### Given request
Reproduce each of the entries below verbatim, line by line and in the same order.

### Material supplied
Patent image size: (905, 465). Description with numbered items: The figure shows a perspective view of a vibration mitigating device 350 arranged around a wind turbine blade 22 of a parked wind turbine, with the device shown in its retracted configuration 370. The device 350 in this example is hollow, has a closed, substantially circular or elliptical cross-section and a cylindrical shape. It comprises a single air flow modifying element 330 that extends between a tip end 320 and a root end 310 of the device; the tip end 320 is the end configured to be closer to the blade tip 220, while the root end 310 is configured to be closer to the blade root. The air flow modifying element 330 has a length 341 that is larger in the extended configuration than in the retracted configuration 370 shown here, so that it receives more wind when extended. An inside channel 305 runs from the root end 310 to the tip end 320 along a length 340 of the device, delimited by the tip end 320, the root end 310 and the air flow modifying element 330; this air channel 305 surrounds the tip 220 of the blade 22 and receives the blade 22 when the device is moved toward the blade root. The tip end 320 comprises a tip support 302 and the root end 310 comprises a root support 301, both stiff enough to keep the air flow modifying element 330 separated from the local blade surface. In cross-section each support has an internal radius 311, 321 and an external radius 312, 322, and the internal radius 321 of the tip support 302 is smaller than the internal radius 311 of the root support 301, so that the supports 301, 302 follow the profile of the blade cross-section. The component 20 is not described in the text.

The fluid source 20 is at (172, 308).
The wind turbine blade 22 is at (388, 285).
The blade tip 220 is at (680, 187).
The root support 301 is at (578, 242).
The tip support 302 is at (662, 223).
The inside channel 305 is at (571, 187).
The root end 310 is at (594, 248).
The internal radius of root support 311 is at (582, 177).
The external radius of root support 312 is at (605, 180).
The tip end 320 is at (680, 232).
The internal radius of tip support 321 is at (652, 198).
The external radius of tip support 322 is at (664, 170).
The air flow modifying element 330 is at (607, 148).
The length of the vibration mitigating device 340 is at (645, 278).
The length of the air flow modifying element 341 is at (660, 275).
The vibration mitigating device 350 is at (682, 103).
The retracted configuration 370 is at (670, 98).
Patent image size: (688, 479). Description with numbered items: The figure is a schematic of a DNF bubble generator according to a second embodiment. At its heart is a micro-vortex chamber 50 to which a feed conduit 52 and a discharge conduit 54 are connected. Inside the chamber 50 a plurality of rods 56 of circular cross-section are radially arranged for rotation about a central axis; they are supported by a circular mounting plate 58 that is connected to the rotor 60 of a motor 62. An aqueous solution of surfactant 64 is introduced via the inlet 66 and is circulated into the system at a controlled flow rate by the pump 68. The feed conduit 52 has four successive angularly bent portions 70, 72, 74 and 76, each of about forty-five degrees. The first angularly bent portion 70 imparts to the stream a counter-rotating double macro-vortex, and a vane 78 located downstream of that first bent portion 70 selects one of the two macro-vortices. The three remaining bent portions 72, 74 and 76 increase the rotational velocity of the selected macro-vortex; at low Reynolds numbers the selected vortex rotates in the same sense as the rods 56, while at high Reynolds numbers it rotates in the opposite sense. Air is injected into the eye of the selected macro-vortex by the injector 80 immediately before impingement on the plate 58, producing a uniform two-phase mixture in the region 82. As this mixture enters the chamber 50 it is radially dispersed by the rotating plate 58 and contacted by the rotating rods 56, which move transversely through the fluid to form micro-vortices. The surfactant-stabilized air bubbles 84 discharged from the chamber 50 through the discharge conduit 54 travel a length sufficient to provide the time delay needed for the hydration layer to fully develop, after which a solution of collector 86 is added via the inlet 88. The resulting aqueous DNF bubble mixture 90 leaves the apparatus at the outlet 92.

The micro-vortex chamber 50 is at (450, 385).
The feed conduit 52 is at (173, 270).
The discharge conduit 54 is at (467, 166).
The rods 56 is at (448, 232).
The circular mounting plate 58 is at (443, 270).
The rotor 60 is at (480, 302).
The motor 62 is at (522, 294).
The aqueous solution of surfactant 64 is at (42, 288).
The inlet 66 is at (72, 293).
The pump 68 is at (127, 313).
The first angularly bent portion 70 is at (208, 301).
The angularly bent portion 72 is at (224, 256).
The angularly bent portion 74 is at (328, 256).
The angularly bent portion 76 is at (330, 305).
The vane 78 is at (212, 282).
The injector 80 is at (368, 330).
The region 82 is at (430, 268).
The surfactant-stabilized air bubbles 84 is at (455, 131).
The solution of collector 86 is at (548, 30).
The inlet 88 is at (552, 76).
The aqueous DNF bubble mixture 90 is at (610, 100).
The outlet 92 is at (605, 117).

### Full output
Patent image size: (905, 465). Description with numbered items: The figure shows a perspective view of a vibration mitigating device 350 arranged around a wind turbine blade 22 of a parked wind turbine, with the device shown in its retracted configuration 370. The device 350 in this example is hollow, has a closed, substantially circular or elliptical cross-section and a cylindrical shape. It comprises a single air flow modifying element 330 that extends between a tip end 320 and a root end 310 of the device; the tip end 320 is the end configured to be closer to the blade tip 220, while the root end 310 is configured to be closer to the blade root. The air flow modifying element 330 has a length 341 that is larger in the extended configuration than in the retracted configuration 370 shown here, so that it receives more wind when extended. An inside channel 305 runs from the root end 310 to the tip end 320 along a length 340 of the device, delimited by the tip end 320, the root end 310 and the air flow modifying element 330; this air channel 305 surrounds the tip 220 of the blade 22 and receives the blade 22 when the device is moved toward the blade root. The tip end 320 comprises a tip support 302 and the root end 310 comprises a root support 301, both stiff enough to keep the air flow modifying element 330 separated from the local blade surface. In cross-section each support has an internal radius 311, 321 and an external radius 312, 322, and the internal radius 321 of the tip support 302 is smaller than the internal radius 311 of the root support 301, so that the supports 301, 302 follow the profile of the blade cross-section. The component 20 is not described in the text.

The fluid source 20 is at (172, 308).
The wind turbine blade 22 is at (388, 285).
The blade tip 220 is at (680, 187).
The root support 301 is at (578, 242).
The tip support 302 is at (662, 223).
The inside channel 305 is at (571, 187).
The root end 310 is at (594, 248).
The internal radius of root support 311 is at (582, 177).
The external radius of root support 312 is at (605, 180).
The tip end 320 is at (680, 232).
The internal radius of tip support 321 is at (652, 198).
The external radius of tip support 322 is at (664, 170).
The air flow modifying element 330 is at (607, 148).
The length of the vibration mitigating device 340 is at (645, 278).
The length of the air flow modifying element 341 is at (660, 275).
The vibration mitigating device 350 is at (682, 103).
The retracted configuration 370 is at (670, 98).
Patent image size: (688, 479). Description with numbered items: The figure is a schematic of a DNF bubble generator according to a second embodiment. At its heart is a micro-vortex chamber 50 to which a feed conduit 52 and a discharge conduit 54 are connected. Inside the chamber 50 a plurality of rods 56 of circular cross-section are radially arranged for rotation about a central axis; they are supported by a circular mounting plate 58 that is connected to the rotor 60 of a motor 62. An aqueous solution of surfactant 64 is introduced via the inlet 66 and is circulated into the system at a controlled flow rate by the pump 68. The feed conduit 52 has four successive angularly bent portions 70, 72, 74 and 76, each of about forty-five degrees. The first angularly bent portion 70 imparts to the stream a counter-rotating double macro-vortex, and a vane 78 located downstream of that first bent portion 70 selects one of the two macro-vortices. The three remaining bent portions 72, 74 and 76 increase the rotational velocity of the selected macro-vortex; at low Reynolds numbers the selected vortex rotates in the same sense as the rods 56, while at high Reynolds numbers it rotates in the opposite sense. Air is injected into the eye of the selected macro-vortex by the injector 80 immediately before impingement on the plate 58, producing a uniform two-phase mixture in the region 82. As this mixture enters the chamber 50 it is radially dispersed by the rotating plate 58 and contacted by the rotating rods 56, which move transversely through the fluid to form micro-vortices. The surfactant-stabilized air bubbles 84 discharged from the chamber 50 through the discharge conduit 54 travel a length sufficient to provide the time delay needed for the hydration layer to fully develop, after which a solution of collector 86 is added via the inlet 88. The resulting aqueous DNF bubble mixture 90 leaves the apparatus at the outlet 92.

The micro-vortex chamber 50 is at (450, 385).
The feed conduit 52 is at (173, 270).
The discharge conduit 54 is at (467, 166).
The rods 56 is at (448, 232).
The circular mounting plate 58 is at (443, 270).
The rotor 60 is at (480, 302).
The motor 62 is at (522, 294).
The aqueous solution of surfactant 64 is at (42, 288).
The inlet 66 is at (72, 293).
The pump 68 is at (127, 313).
The first angularly bent portion 70 is at (208, 301).
The angularly bent portion 72 is at (224, 256).
The angularly bent portion 74 is at (328, 256).
The angularly bent portion 76 is at (330, 305).
The vane 78 is at (212, 282).
The injector 80 is at (368, 330).
The region 82 is at (430, 268).
The surfactant-stabilized air bubbles 84 is at (455, 131).
The solution of collector 86 is at (548, 30).
The inlet 88 is at (552, 76).
The aqueous DNF bubble mixture 90 is at (610, 100).
The outlet 92 is at (605, 117).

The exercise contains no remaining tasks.